» **WHAT THE TASK REQUIRES**:
Count how many lines contain the word "Final". Please give only the number.

» **Stored dataset items**:
--- BEGIN ---

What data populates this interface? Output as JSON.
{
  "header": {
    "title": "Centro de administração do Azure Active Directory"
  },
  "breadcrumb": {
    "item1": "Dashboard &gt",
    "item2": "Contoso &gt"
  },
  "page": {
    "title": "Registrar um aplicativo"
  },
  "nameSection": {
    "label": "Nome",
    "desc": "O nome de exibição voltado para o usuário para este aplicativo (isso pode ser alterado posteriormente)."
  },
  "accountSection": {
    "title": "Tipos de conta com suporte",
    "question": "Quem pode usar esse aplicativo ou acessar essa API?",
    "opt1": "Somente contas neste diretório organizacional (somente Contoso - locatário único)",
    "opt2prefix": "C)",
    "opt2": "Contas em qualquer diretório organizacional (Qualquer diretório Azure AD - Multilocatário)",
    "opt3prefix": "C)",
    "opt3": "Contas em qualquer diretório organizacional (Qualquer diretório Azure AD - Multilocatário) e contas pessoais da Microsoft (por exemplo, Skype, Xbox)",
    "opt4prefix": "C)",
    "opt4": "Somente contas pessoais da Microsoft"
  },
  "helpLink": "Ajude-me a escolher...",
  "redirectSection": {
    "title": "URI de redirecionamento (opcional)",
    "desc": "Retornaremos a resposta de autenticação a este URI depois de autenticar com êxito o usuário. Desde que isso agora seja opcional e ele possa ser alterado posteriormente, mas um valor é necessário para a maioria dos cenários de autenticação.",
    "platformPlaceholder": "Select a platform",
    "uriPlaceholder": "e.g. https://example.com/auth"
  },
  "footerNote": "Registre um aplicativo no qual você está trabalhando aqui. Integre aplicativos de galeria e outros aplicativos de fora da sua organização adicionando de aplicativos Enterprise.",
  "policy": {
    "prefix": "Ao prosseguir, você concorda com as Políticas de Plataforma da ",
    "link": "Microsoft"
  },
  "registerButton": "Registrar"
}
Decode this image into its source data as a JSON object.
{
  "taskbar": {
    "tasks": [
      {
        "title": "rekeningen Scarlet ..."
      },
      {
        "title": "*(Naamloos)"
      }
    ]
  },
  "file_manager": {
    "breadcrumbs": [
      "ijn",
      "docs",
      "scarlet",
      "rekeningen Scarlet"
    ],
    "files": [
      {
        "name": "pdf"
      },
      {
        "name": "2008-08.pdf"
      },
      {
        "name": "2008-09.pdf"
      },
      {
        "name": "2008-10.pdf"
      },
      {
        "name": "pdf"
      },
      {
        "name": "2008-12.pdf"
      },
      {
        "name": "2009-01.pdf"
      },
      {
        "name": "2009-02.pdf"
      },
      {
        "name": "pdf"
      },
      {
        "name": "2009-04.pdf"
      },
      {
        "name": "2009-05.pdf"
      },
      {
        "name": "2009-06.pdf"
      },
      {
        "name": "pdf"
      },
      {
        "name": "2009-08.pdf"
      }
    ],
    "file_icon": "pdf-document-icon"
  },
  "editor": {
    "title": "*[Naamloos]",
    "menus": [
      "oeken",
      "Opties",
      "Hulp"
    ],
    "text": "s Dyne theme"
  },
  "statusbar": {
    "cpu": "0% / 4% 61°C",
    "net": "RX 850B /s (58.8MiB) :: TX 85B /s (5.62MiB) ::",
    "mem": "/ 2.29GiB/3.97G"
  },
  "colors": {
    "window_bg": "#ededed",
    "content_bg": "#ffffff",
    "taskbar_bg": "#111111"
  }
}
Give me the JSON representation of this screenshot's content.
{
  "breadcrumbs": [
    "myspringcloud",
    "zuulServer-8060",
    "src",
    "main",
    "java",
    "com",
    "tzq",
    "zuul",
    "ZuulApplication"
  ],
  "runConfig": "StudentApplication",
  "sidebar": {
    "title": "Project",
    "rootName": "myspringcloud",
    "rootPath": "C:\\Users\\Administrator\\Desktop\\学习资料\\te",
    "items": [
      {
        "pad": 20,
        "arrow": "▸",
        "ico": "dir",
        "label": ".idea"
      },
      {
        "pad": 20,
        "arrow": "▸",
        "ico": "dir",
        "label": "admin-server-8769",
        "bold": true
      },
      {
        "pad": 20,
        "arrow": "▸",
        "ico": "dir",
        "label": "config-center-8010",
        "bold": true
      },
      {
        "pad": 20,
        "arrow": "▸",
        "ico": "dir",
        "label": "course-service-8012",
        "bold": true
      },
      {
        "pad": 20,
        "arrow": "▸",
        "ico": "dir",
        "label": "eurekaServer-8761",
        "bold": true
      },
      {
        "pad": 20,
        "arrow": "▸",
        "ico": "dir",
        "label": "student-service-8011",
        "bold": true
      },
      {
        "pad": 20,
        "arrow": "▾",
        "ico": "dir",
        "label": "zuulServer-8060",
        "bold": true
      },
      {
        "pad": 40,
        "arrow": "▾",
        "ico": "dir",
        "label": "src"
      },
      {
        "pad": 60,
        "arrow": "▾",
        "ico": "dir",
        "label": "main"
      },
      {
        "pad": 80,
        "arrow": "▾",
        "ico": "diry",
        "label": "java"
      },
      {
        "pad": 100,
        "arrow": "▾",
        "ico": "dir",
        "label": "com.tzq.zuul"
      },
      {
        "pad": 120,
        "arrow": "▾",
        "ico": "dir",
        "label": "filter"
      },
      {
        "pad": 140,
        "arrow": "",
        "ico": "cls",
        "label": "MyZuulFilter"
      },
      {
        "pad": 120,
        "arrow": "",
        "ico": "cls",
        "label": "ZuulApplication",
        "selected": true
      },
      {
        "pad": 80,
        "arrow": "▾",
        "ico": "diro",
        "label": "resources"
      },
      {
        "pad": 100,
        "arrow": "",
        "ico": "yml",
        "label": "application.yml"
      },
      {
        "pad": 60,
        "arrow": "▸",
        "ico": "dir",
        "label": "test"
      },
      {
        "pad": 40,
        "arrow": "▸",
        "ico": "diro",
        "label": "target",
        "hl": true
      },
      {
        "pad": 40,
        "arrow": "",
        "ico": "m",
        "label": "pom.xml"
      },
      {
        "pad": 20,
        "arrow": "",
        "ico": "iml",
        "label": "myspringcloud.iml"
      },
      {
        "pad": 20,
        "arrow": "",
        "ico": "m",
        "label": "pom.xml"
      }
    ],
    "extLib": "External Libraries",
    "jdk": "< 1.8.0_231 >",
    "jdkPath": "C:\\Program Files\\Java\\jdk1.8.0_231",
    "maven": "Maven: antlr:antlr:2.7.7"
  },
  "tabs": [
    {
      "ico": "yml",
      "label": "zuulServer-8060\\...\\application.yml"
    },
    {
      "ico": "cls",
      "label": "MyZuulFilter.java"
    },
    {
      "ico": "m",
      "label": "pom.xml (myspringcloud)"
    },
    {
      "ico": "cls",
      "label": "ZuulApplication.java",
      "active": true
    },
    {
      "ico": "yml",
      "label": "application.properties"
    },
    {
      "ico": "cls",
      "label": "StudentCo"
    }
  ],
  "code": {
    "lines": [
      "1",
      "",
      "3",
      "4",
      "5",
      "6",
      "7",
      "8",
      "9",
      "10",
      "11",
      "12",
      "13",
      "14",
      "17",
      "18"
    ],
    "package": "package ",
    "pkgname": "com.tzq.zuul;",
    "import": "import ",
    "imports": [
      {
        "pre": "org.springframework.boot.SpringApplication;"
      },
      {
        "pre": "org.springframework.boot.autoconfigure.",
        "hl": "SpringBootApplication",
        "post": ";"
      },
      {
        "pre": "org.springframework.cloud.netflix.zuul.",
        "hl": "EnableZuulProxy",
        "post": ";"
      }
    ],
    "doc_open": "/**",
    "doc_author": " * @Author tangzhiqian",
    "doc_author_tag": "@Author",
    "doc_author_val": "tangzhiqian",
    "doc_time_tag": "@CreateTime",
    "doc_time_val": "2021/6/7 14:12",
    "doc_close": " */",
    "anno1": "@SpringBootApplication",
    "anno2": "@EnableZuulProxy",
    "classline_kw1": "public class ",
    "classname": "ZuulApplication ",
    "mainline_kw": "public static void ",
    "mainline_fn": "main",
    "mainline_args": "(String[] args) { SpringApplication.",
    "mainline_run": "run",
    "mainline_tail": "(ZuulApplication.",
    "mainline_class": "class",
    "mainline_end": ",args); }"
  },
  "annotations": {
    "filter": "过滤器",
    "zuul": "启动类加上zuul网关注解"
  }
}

--- END ---
--- BEGIN ---

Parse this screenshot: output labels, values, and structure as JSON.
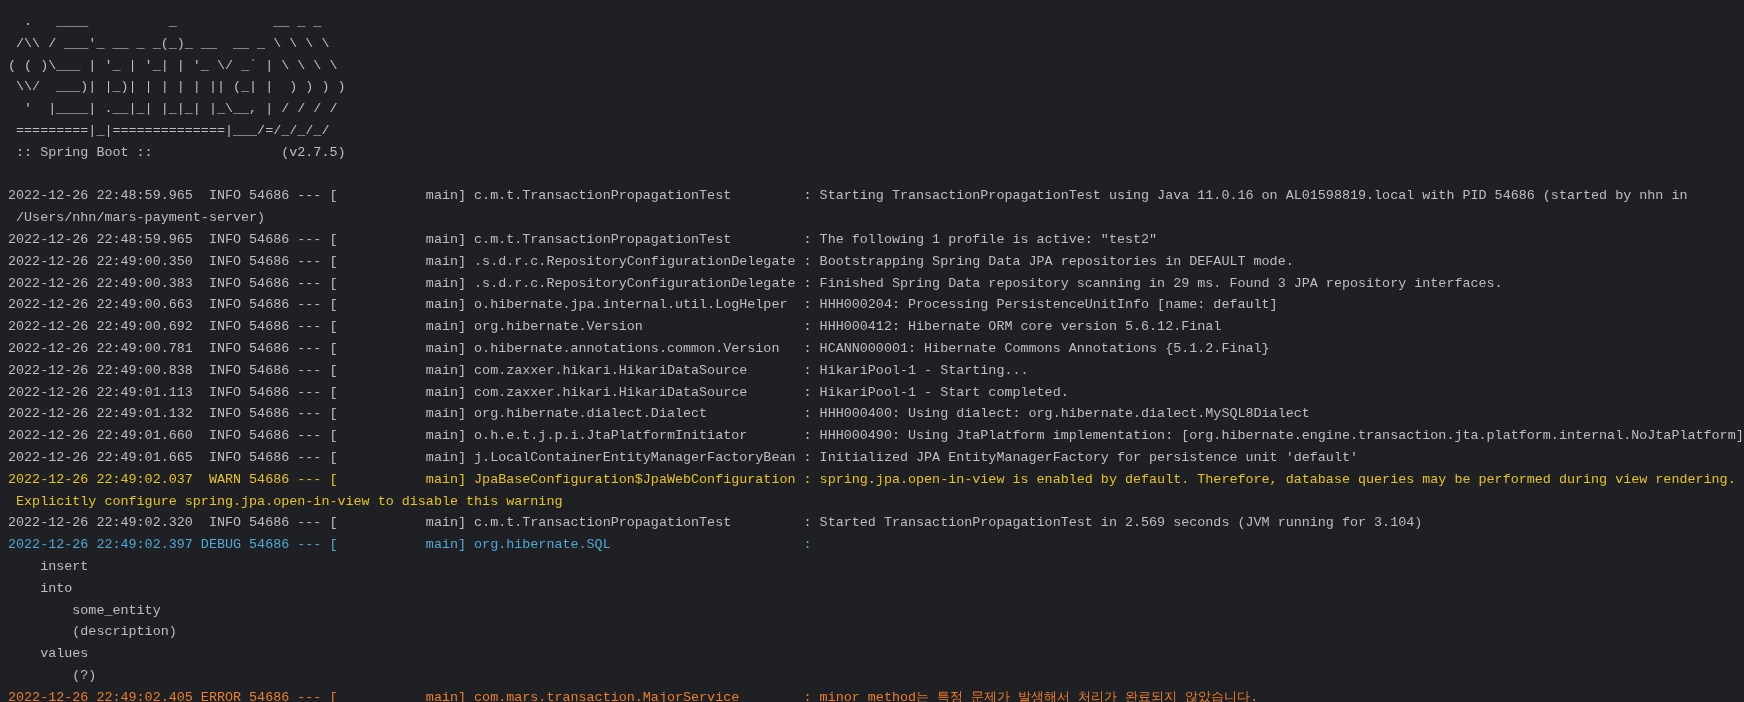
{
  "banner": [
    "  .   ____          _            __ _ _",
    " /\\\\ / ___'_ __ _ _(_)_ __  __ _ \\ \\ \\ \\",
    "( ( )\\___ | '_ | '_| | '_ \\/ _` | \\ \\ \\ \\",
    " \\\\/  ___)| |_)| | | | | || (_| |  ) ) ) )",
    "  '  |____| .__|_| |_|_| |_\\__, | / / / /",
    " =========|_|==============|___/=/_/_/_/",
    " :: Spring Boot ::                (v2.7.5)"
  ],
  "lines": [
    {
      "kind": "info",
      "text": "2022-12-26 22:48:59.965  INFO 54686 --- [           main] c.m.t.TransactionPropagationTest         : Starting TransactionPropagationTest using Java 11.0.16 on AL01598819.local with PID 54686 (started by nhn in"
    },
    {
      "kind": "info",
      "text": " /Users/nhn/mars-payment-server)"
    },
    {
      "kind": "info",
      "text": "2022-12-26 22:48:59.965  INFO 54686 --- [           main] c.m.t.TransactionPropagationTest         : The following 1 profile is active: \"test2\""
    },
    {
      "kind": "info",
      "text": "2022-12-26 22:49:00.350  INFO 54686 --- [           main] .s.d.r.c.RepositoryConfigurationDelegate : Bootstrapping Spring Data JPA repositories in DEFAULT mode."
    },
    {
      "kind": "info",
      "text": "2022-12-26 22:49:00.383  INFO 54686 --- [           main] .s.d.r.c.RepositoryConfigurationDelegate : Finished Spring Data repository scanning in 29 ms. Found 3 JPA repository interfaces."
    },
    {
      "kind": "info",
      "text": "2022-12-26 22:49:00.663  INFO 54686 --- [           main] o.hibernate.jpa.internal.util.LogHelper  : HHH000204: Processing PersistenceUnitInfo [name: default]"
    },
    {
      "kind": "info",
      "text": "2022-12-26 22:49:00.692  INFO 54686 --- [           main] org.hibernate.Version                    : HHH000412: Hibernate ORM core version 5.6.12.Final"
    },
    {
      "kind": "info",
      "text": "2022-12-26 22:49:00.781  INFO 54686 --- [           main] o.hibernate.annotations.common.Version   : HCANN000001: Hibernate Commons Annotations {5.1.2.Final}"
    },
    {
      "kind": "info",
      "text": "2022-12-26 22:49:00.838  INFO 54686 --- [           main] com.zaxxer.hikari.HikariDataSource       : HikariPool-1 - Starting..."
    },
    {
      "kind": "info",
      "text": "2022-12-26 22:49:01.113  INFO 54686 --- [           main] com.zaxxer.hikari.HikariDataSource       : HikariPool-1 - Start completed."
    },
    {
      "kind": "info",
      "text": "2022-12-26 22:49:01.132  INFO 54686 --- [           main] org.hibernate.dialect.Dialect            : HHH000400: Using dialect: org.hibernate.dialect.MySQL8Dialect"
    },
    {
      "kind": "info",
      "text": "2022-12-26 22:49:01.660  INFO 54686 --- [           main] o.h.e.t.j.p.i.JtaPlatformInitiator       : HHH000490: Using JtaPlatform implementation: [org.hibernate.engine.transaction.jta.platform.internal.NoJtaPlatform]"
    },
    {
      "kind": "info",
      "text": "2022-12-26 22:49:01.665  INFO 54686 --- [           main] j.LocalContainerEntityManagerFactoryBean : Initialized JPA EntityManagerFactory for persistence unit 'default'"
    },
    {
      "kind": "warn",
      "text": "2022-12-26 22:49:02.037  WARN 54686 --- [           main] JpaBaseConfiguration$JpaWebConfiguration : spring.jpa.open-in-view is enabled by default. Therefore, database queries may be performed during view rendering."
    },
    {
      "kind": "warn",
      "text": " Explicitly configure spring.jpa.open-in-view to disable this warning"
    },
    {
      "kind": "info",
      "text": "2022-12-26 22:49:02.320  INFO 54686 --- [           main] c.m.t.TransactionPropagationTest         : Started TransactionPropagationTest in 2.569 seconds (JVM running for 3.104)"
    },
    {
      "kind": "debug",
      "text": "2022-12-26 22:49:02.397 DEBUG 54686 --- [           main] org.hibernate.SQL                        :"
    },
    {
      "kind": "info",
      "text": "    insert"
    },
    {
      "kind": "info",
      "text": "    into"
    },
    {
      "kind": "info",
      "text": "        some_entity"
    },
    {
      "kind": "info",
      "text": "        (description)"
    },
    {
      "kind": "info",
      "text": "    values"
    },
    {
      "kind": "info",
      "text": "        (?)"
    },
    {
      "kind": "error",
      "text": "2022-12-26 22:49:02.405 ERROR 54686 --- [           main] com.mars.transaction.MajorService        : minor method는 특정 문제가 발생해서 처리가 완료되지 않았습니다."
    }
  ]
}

--- END ---

» **FULL ANSWER**:
2